> EXERCISE INSTRUCTIONS
All lines holding the string "匿名のキャラクター" are to be shown.
═════ RECORDED INFORMATION
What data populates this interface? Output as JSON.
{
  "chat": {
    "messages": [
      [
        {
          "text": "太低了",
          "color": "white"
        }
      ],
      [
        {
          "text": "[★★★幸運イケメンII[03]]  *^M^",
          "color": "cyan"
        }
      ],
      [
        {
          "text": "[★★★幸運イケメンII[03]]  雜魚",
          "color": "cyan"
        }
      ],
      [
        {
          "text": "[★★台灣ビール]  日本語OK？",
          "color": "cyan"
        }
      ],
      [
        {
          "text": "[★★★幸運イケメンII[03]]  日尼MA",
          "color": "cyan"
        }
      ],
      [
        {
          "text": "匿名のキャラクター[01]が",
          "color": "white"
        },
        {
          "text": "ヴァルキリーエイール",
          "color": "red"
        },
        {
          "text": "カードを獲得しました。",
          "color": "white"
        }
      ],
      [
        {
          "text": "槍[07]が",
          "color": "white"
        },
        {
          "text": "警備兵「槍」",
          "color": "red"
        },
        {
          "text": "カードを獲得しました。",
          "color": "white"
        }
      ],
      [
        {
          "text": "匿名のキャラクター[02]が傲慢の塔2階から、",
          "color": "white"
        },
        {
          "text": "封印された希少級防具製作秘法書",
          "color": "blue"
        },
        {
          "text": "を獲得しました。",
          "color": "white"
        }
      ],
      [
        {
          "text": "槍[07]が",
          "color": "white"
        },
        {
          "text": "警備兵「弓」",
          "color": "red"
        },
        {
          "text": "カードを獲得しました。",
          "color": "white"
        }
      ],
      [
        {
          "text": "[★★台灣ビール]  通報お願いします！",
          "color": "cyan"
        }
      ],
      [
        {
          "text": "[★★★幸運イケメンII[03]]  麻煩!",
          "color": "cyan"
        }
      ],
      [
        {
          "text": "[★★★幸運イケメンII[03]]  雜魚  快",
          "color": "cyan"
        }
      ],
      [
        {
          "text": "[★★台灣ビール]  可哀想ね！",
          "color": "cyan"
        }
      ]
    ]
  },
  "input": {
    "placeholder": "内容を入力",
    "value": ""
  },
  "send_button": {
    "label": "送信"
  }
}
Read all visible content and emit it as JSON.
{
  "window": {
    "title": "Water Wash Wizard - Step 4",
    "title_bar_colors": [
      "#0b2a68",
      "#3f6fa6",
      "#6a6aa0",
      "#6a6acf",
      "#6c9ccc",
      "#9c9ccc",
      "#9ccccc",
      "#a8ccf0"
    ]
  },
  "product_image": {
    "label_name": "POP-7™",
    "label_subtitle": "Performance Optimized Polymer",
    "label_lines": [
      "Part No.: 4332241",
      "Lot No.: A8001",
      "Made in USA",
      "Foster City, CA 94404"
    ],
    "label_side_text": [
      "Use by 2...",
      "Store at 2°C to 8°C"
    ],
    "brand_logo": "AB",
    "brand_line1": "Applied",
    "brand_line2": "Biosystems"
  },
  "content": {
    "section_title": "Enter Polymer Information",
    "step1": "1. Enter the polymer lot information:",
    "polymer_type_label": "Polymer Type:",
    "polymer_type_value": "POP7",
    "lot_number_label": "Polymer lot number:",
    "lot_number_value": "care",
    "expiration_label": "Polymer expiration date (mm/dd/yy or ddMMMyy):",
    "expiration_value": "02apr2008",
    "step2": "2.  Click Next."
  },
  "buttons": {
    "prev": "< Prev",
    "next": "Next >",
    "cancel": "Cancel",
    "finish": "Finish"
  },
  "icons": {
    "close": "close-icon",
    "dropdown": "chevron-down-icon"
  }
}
══════════
> THE OUTPUT
          "text": "匿名のキャラクター[01]が",
          "text": "匿名のキャラクター[02]が傲慢の塔2階から、",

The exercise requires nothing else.